■ Task directions: Lines containing the word "translation" are to be located and copied.
— start Dataset content —
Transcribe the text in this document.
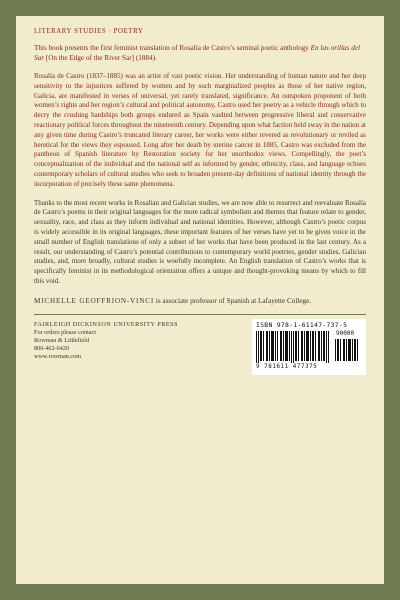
LITERARY STUDIES · POETRY

This book presents the first feminist translation of Rosalía de Castro’s seminal poetic anthology En las orillas del Sar [On the Edge of the River Sar] (1884).

Rosalía de Castro (1837–1885) was an artist of vast poetic vision. Her understanding of human nature and her deep sensitivity to the injustices suffered by women and by such marginalized peoples as those of her native region, Galicia, are manifested in verses of universal, yet rarely translated, significance. An outspoken proponent of both women’s rights and her region’s cultural and political autonomy, Castro used her poetry as a vehicle through which to decry the crushing hardships both groups endured as Spain vaulted between progressive liberal and conservative reactionary political forces throughout the nineteenth century. Depending upon what faction held sway in the nation at any given time during Castro’s truncated literary career, her works were either revered as revolutionary or reviled as heretical for the views they espoused. Long after her death by uterine cancer in 1885, Castro was excluded from the pantheon of Spanish literature by Restoration society for her unorthodox views. Compellingly, the poet’s conceptualization of the individual and the national self as informed by gender, ethnicity, class, and language echoes contemporary scholars of cultural studies who seek to broaden present-day definitions of national identity through the incorporation of precisely these same phenomena.

Thanks to the most recent works in Rosalian and Galician studies, we are now able to resurrect and reevaluate Rosalía de Castro’s poems in their original languages for the more radical symbolism and themes that feature relate to gender, sexuality, race, and class as they inform individual and national identities. However, although Castro’s poetic corpus is widely accessible in its original languages, these important features of her verses have yet to be given voice in the small number of English translations of only a subset of her works that have been produced in the last century. As a result, our understanding of Castro’s potential contributions to contemporary world poetries, gender studies, Galician studies, and, more broadly, cultural studies is woefully incomplete. An English translation of Castro’s works that is specifically feminist in its methodological orientation offers a unique and thought-provoking means by which to fill this void.

MICHELLE GEOFFRION-VINCI is associate professor of Spanish at Lafayette College.

FAIRLEIGH DICKINSON UNIVERSITY PRESS
For orders please contact
Rowman & Littlefield
800-462-6420
www.rowman.com
ISBN 978-1-61147-737-5
90000
9 781611 477375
— end Dataset content —
■ Right answer:
This book presents the first feminist translation of Rosalía de Castro’s seminal poetic anthology En las orillas del Sar [On the Edge of the River Sar] (1884).
Thanks to the most recent works in Rosalian and Galician studies, we are now able to resurrect and reevaluate Rosalía de Castro’s poems in their original languages for the more radical symbolism and themes that feature relate to gender, sexuality, race, and class as they inform individual and national identities. However, although Castro’s poetic corpus is widely accessible in its original languages, these important features of her verses have yet to be given voice in the small number of English translations of only a subset of her works that have been produced in the last century. As a result, our understanding of Castro’s potential contributions to contemporary world poetries, gender studies, Galician studies, and, more broadly, cultural studies is woefully incomplete. An English translation of Castro’s works that is specifically feminist in its methodological orientation offers a unique and thought-provoking means by which to fill this void.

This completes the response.